_Instructions to follow_
Your answer must consist solely of the number of lines that contain the word "RABAT".

────────

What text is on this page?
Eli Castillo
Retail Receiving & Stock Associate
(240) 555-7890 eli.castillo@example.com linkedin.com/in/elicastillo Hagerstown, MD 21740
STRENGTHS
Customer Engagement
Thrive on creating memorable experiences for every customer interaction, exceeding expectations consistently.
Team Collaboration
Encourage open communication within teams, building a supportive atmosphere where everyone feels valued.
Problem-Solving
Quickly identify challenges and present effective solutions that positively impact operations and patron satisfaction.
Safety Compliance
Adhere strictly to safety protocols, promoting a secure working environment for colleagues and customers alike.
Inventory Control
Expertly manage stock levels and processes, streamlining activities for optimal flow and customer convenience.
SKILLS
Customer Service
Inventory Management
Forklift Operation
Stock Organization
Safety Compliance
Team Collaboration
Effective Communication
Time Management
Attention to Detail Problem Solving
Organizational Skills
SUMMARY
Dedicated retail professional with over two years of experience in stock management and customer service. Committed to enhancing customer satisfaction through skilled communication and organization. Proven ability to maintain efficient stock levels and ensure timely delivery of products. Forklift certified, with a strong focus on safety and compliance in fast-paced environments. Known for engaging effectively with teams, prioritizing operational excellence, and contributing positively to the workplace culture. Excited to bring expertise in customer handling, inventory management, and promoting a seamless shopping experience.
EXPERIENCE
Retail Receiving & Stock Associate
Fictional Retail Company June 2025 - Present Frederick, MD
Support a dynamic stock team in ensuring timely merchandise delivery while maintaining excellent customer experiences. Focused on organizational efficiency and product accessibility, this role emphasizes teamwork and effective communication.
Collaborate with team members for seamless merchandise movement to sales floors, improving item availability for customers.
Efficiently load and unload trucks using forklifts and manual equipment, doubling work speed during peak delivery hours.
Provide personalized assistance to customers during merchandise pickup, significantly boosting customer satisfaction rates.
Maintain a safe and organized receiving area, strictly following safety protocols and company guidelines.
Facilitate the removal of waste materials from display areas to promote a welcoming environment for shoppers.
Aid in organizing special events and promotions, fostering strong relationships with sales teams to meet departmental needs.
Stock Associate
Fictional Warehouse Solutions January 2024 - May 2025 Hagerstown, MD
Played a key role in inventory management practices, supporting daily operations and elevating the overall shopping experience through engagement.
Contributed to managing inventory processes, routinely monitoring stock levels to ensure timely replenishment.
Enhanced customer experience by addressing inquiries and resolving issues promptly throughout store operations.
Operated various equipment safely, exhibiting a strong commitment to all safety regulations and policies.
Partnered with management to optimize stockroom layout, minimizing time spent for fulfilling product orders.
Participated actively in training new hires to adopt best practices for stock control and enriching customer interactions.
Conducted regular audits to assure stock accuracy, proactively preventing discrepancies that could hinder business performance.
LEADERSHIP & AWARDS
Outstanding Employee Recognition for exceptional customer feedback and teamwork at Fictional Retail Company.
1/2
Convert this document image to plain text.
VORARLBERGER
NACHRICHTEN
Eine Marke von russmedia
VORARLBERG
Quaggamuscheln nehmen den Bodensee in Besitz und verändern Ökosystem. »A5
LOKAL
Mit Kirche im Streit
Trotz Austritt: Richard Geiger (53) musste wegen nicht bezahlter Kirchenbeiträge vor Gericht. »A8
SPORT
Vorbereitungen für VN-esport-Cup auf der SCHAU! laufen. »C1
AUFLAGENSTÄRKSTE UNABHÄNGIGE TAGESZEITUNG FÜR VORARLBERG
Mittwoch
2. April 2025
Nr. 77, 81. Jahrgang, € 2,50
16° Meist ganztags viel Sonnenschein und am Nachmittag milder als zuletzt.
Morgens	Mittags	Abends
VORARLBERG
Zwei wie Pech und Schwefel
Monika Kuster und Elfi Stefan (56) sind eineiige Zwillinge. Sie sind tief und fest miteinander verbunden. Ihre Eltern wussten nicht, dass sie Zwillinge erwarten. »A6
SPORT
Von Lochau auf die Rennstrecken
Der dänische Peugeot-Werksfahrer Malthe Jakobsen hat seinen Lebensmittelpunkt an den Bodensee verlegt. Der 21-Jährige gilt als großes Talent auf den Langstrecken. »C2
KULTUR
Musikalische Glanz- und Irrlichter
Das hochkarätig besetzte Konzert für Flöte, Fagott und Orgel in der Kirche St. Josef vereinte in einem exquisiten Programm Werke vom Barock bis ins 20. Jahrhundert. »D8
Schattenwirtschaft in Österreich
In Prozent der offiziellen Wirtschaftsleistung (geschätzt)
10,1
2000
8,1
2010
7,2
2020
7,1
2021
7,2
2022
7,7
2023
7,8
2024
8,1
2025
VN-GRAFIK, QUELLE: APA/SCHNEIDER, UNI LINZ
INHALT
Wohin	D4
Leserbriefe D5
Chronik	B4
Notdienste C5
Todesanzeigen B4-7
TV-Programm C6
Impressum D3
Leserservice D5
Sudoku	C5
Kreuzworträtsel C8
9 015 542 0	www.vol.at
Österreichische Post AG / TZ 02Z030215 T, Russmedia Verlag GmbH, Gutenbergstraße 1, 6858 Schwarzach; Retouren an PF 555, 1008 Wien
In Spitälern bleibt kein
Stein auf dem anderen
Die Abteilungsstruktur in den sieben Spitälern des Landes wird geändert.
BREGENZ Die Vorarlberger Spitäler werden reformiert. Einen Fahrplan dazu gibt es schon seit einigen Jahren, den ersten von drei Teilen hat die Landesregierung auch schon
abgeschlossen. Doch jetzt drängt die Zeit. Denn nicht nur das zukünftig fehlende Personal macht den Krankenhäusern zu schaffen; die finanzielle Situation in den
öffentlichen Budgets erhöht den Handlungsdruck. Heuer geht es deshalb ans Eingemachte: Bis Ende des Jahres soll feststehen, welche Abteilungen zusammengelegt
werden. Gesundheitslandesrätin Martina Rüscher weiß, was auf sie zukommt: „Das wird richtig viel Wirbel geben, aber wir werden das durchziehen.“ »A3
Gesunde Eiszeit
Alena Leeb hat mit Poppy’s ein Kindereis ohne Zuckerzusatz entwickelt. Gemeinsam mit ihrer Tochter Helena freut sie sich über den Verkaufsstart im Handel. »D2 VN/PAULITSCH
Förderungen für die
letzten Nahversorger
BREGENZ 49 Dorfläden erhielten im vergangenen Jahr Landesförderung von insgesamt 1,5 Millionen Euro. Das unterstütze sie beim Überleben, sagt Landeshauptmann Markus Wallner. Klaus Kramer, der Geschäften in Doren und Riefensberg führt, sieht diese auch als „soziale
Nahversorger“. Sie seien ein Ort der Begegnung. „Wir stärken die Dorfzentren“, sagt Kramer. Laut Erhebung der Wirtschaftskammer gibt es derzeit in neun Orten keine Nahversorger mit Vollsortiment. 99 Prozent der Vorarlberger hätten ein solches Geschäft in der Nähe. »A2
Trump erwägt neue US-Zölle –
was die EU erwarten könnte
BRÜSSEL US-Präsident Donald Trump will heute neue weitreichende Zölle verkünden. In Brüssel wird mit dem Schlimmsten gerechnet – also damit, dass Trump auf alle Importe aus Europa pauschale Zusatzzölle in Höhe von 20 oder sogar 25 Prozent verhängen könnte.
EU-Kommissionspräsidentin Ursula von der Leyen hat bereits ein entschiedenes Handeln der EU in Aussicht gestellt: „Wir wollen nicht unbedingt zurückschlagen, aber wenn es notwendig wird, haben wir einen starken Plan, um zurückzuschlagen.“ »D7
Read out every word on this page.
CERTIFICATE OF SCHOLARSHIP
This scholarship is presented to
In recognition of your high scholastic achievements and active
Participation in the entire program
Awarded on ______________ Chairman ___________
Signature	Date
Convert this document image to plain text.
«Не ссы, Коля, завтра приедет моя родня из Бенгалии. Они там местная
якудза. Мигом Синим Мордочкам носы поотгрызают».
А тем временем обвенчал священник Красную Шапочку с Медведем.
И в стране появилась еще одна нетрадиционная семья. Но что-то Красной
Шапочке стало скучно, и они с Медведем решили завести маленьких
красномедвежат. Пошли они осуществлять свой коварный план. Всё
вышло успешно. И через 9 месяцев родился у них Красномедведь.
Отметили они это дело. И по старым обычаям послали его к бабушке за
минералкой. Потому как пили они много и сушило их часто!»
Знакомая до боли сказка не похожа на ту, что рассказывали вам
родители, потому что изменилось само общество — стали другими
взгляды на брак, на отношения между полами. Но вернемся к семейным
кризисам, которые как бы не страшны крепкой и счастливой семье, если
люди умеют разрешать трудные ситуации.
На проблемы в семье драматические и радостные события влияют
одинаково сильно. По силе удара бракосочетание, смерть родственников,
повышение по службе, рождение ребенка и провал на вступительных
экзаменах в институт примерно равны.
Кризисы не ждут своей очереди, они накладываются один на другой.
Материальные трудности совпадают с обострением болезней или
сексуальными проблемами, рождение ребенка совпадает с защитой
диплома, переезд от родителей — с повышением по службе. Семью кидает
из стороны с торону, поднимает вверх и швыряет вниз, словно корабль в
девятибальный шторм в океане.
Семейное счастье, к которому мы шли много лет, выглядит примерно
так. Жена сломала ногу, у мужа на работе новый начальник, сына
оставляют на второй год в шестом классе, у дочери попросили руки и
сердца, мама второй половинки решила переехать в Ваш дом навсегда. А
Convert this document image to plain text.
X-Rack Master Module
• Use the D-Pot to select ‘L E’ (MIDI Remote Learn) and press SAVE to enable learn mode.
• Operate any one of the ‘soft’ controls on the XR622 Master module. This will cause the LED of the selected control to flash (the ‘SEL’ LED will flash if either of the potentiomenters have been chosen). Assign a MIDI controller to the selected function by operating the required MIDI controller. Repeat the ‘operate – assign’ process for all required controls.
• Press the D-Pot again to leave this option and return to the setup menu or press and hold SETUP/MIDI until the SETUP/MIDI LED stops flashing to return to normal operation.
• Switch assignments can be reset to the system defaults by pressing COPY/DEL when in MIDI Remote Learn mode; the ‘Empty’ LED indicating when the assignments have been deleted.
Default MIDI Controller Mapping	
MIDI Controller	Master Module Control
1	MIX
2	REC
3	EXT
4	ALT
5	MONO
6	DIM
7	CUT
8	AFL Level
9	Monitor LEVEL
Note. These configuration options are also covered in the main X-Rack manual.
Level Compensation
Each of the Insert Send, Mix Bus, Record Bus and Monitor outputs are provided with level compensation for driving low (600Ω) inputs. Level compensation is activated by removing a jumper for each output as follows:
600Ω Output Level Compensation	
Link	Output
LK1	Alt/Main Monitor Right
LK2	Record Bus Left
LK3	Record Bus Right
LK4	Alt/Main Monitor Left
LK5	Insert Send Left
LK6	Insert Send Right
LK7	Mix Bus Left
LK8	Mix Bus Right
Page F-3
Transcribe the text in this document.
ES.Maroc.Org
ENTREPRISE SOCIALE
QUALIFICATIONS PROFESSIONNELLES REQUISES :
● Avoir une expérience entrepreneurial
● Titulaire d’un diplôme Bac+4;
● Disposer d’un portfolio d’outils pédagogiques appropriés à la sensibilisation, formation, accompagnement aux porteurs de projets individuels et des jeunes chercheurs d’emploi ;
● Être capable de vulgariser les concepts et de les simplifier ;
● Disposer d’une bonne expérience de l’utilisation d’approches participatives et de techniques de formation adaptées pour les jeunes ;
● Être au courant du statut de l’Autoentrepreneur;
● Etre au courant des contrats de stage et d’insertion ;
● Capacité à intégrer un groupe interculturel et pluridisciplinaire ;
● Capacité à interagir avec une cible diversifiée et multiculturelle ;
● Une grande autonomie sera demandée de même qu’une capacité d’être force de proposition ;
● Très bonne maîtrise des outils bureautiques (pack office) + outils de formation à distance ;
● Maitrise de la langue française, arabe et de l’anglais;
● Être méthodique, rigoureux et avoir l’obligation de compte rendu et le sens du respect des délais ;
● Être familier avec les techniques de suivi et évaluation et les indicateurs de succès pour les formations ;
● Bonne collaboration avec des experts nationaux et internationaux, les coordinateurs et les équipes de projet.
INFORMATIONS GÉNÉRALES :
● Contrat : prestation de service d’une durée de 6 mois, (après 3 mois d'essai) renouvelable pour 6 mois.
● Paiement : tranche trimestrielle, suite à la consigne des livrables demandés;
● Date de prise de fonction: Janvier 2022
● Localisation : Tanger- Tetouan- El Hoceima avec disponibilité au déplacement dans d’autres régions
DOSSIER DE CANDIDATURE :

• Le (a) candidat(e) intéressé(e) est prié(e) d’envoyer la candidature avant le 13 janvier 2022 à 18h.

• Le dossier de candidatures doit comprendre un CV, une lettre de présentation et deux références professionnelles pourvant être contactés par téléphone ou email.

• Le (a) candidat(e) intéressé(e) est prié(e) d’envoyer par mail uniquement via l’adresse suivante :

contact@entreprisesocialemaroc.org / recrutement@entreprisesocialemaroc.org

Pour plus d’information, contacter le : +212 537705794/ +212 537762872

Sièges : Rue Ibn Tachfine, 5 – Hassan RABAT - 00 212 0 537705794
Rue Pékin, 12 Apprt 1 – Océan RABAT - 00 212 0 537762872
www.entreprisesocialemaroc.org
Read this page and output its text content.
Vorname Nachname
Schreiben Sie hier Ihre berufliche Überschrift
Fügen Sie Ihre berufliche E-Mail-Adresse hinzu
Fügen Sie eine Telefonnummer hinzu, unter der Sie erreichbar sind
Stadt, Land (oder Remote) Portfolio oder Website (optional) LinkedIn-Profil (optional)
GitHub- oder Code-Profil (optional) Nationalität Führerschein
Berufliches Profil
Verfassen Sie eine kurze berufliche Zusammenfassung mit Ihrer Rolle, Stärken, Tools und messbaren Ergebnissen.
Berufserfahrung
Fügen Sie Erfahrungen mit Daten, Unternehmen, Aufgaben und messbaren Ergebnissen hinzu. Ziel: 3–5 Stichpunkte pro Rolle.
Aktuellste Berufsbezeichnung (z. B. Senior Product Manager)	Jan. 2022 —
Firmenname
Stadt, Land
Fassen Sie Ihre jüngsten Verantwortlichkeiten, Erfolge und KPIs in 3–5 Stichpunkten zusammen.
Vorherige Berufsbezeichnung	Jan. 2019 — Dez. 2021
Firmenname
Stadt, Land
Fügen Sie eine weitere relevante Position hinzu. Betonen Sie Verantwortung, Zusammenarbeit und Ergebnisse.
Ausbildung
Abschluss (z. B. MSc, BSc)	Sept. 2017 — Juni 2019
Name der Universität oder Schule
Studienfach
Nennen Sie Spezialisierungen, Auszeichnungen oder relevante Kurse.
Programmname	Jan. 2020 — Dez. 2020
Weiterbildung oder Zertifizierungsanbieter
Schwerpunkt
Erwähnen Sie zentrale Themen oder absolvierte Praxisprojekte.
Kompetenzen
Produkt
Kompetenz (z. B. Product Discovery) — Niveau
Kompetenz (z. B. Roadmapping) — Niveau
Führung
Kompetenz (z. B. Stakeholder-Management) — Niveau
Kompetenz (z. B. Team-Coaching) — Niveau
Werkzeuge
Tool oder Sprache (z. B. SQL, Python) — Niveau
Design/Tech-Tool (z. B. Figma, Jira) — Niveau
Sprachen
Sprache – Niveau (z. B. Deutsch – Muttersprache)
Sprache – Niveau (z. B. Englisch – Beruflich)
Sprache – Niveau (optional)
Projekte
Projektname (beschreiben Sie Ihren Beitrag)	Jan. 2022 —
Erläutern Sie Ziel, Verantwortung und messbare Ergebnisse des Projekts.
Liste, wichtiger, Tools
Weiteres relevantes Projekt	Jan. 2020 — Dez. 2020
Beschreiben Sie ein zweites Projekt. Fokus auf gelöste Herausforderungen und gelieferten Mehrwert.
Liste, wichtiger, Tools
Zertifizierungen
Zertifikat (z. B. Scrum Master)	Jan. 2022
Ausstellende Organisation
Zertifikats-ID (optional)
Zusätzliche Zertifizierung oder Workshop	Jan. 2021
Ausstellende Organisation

────────

_Answer to this exercise_
2